Print the entire listing. Each line must match the original exactly.
-- Start of Entries supplied --
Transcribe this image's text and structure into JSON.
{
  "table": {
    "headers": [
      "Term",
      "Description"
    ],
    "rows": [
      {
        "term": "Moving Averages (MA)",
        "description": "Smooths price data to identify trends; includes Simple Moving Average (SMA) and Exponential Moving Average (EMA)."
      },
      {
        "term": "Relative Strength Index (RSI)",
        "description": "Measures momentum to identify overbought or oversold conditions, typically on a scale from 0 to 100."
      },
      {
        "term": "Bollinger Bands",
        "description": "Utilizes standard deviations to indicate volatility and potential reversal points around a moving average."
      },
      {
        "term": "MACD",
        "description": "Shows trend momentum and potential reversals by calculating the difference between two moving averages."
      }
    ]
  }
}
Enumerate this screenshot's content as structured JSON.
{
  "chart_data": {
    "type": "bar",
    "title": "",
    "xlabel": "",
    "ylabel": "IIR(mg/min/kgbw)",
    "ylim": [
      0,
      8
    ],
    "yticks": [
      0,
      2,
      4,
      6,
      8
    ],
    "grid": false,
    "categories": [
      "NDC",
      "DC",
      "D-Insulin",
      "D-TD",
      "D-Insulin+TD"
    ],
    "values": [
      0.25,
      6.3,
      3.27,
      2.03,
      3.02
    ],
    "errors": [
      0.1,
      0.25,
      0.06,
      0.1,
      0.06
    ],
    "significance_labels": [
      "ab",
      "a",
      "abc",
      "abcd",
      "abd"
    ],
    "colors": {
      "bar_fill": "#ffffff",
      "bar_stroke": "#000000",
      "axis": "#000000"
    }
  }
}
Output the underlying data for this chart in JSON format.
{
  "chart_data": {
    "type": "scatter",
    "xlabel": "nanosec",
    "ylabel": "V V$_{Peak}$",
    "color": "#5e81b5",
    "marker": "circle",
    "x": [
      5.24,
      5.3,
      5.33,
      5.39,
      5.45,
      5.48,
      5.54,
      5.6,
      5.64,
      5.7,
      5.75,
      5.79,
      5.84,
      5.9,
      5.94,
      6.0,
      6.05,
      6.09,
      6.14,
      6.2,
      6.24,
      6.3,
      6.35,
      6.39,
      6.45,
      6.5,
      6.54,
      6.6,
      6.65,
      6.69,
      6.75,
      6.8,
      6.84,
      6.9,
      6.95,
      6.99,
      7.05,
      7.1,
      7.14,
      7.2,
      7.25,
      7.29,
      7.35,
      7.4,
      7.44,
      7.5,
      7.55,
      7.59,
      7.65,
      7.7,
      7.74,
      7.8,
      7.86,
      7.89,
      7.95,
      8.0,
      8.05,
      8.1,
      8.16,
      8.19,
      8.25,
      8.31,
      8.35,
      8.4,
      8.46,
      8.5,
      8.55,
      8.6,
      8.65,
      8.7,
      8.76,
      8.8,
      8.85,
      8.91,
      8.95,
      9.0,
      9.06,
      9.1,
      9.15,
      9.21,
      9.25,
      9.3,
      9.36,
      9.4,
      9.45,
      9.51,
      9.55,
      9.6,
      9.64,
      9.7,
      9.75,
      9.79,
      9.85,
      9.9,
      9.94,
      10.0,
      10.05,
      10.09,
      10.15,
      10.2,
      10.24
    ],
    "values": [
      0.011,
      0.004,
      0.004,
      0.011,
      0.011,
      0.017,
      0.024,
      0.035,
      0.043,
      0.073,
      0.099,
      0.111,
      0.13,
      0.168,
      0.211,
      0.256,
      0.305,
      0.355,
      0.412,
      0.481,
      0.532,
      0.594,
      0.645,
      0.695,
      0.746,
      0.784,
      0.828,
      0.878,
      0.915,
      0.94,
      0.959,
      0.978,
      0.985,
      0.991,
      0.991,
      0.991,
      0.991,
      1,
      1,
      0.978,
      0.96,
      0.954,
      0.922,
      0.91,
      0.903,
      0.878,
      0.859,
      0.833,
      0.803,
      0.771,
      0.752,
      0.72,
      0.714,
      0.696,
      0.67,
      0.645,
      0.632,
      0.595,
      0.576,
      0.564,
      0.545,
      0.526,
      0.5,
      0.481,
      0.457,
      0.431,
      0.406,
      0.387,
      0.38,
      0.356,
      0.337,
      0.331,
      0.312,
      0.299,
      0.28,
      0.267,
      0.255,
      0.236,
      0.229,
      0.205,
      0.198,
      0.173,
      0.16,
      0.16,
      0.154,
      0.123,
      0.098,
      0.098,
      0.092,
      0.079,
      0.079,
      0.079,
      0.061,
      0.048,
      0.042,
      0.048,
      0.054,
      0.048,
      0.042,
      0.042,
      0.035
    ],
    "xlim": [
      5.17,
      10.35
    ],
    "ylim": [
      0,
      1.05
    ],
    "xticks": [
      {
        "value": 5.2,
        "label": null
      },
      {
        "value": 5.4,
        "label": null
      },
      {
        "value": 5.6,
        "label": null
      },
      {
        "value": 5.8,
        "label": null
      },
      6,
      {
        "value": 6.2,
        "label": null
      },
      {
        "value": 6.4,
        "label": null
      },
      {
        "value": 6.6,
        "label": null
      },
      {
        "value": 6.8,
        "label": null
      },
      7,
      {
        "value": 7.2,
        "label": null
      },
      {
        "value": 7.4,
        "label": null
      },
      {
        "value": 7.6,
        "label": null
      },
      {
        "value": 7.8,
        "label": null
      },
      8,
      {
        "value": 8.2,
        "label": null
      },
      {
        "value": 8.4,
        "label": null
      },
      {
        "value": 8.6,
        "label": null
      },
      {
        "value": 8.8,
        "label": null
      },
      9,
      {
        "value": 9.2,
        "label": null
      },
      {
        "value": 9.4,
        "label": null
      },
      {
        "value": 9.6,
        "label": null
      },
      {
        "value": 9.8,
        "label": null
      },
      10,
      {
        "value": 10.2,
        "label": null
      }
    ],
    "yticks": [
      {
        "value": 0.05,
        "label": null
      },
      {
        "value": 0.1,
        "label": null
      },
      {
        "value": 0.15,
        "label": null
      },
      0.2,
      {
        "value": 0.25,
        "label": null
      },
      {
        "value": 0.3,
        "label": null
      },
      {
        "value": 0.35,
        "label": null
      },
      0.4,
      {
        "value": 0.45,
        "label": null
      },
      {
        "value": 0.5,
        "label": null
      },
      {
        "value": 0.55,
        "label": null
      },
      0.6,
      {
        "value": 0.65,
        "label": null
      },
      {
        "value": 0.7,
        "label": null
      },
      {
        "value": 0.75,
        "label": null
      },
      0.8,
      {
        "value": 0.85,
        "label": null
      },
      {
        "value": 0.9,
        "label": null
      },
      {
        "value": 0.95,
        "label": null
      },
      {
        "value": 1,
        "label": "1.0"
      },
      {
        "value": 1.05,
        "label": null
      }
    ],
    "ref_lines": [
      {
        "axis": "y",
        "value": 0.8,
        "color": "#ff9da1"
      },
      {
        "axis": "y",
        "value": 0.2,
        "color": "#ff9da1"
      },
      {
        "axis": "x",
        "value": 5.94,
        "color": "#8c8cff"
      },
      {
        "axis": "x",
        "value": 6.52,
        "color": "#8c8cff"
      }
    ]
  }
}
-- End of Entries supplied --
### Exercise result
Transcribe this image's text and structure into JSON.
{
  "table": {
    "headers": [
      "Term",
      "Description"
    ],
    "rows": [
      {
        "term": "Moving Averages (MA)",
        "description": "Smooths price data to identify trends; includes Simple Moving Average (SMA) and Exponential Moving Average (EMA)."
      },
      {
        "term": "Relative Strength Index (RSI)",
        "description": "Measures momentum to identify overbought or oversold conditions, typically on a scale from 0 to 100."
      },
      {
        "term": "Bollinger Bands",
        "description": "Utilizes standard deviations to indicate volatility and potential reversal points around a moving average."
      },
      {
        "term": "MACD",
        "description": "Shows trend momentum and potential reversals by calculating the difference between two moving averages."
      }
    ]
  }
}
Enumerate this screenshot's content as structured JSON.
{
  "chart_data": {
    "type": "bar",
    "title": "",
    "xlabel": "",
    "ylabel": "IIR(mg/min/kgbw)",
    "ylim": [
      0,
      8
    ],
    "yticks": [
      0,
      2,
      4,
      6,
      8
    ],
    "grid": false,
    "categories": [
      "NDC",
      "DC",
      "D-Insulin",
      "D-TD",
      "D-Insulin+TD"
    ],
    "values": [
      0.25,
      6.3,
      3.27,
      2.03,
      3.02
    ],
    "errors": [
      0.1,
      0.25,
      0.06,
      0.1,
      0.06
    ],
    "significance_labels": [
      "ab",
      "a",
      "abc",
      "abcd",
      "abd"
    ],
    "colors": {
      "bar_fill": "#ffffff",
      "bar_stroke": "#000000",
      "axis": "#000000"
    }
  }
}
Output the underlying data for this chart in JSON format.
{
  "chart_data": {
    "type": "scatter",
    "xlabel": "nanosec",
    "ylabel": "V V$_{Peak}$",
    "color": "#5e81b5",
    "marker": "circle",
    "x": [
      5.24,
      5.3,
      5.33,
      5.39,
      5.45,
      5.48,
      5.54,
      5.6,
      5.64,
      5.7,
      5.75,
      5.79,
      5.84,
      5.9,
      5.94,
      6.0,
      6.05,
      6.09,
      6.14,
      6.2,
      6.24,
      6.3,
      6.35,
      6.39,
      6.45,
      6.5,
      6.54,
      6.6,
      6.65,
      6.69,
      6.75,
      6.8,
      6.84,
      6.9,
      6.95,
      6.99,
      7.05,
      7.1,
      7.14,
      7.2,
      7.25,
      7.29,
      7.35,
      7.4,
      7.44,
      7.5,
      7.55,
      7.59,
      7.65,
      7.7,
      7.74,
      7.8,
      7.86,
      7.89,
      7.95,
      8.0,
      8.05,
      8.1,
      8.16,
      8.19,
      8.25,
      8.31,
      8.35,
      8.4,
      8.46,
      8.5,
      8.55,
      8.6,
      8.65,
      8.7,
      8.76,
      8.8,
      8.85,
      8.91,
      8.95,
      9.0,
      9.06,
      9.1,
      9.15,
      9.21,
      9.25,
      9.3,
      9.36,
      9.4,
      9.45,
      9.51,
      9.55,
      9.6,
      9.64,
      9.7,
      9.75,
      9.79,
      9.85,
      9.9,
      9.94,
      10.0,
      10.05,
      10.09,
      10.15,
      10.2,
      10.24
    ],
    "values": [
      0.011,
      0.004,
      0.004,
      0.011,
      0.011,
      0.017,
      0.024,
      0.035,
      0.043,
      0.073,
      0.099,
      0.111,
      0.13,
      0.168,
      0.211,
      0.256,
      0.305,
      0.355,
      0.412,
      0.481,
      0.532,
      0.594,
      0.645,
      0.695,
      0.746,
      0.784,
      0.828,
      0.878,
      0.915,
      0.94,
      0.959,
      0.978,
      0.985,
      0.991,
      0.991,
      0.991,
      0.991,
      1,
      1,
      0.978,
      0.96,
      0.954,
      0.922,
      0.91,
      0.903,
      0.878,
      0.859,
      0.833,
      0.803,
      0.771,
      0.752,
      0.72,
      0.714,
      0.696,
      0.67,
      0.645,
      0.632,
      0.595,
      0.576,
      0.564,
      0.545,
      0.526,
      0.5,
      0.481,
      0.457,
      0.431,
      0.406,
      0.387,
      0.38,
      0.356,
      0.337,
      0.331,
      0.312,
      0.299,
      0.28,
      0.267,
      0.255,
      0.236,
      0.229,
      0.205,
      0.198,
      0.173,
      0.16,
      0.16,
      0.154,
      0.123,
      0.098,
      0.098,
      0.092,
      0.079,
      0.079,
      0.079,
      0.061,
      0.048,
      0.042,
      0.048,
      0.054,
      0.048,
      0.042,
      0.042,
      0.035
    ],
    "xlim": [
      5.17,
      10.35
    ],
    "ylim": [
      0,
      1.05
    ],
    "xticks": [
      {
        "value": 5.2,
        "label": null
      },
      {
        "value": 5.4,
        "label": null
      },
      {
        "value": 5.6,
        "label": null
      },
      {
        "value": 5.8,
        "label": null
      },
      6,
      {
        "value": 6.2,
        "label": null
      },
      {
        "value": 6.4,
        "label": null
      },
      {
        "value": 6.6,
        "label": null
      },
      {
        "value": 6.8,
        "label": null
      },
      7,
      {
        "value": 7.2,
        "label": null
      },
      {
        "value": 7.4,
        "label": null
      },
      {
        "value": 7.6,
        "label": null
      },
      {
        "value": 7.8,
        "label": null
      },
      8,
      {
        "value": 8.2,
        "label": null
      },
      {
        "value": 8.4,
        "label": null
      },
      {
        "value": 8.6,
        "label": null
      },
      {
        "value": 8.8,
        "label": null
      },
      9,
      {
        "value": 9.2,
        "label": null
      },
      {
        "value": 9.4,
        "label": null
      },
      {
        "value": 9.6,
        "label": null
      },
      {
        "value": 9.8,
        "label": null
      },
      10,
      {
        "value": 10.2,
        "label": null
      }
    ],
    "yticks": [
      {
        "value": 0.05,
        "label": null
      },
      {
        "value": 0.1,
        "label": null
      },
      {
        "value": 0.15,
        "label": null
      },
      0.2,
      {
        "value": 0.25,
        "label": null
      },
      {
        "value": 0.3,
        "label": null
      },
      {
        "value": 0.35,
        "label": null
      },
      0.4,
      {
        "value": 0.45,
        "label": null
      },
      {
        "value": 0.5,
        "label": null
      },
      {
        "value": 0.55,
        "label": null
      },
      0.6,
      {
        "value": 0.65,
        "label": null
      },
      {
        "value": 0.7,
        "label": null
      },
      {
        "value": 0.75,
        "label": null
      },
      0.8,
      {
        "value": 0.85,
        "label": null
      },
      {
        "value": 0.9,
        "label": null
      },
      {
        "value": 0.95,
        "label": null
      },
      {
        "value": 1,
        "label": "1.0"
      },
      {
        "value": 1.05,
        "label": null
      }
    ],
    "ref_lines": [
      {
        "axis": "y",
        "value": 0.8,
        "color": "#ff9da1"
      },
      {
        "axis": "y",
        "value": 0.2,
        "color": "#ff9da1"
      },
      {
        "axis": "x",
        "value": 5.94,
        "color": "#8c8cff"
      },
      {
        "axis": "x",
        "value": 6.52,
        "color": "#8c8cff"
      }
    ]
  }
}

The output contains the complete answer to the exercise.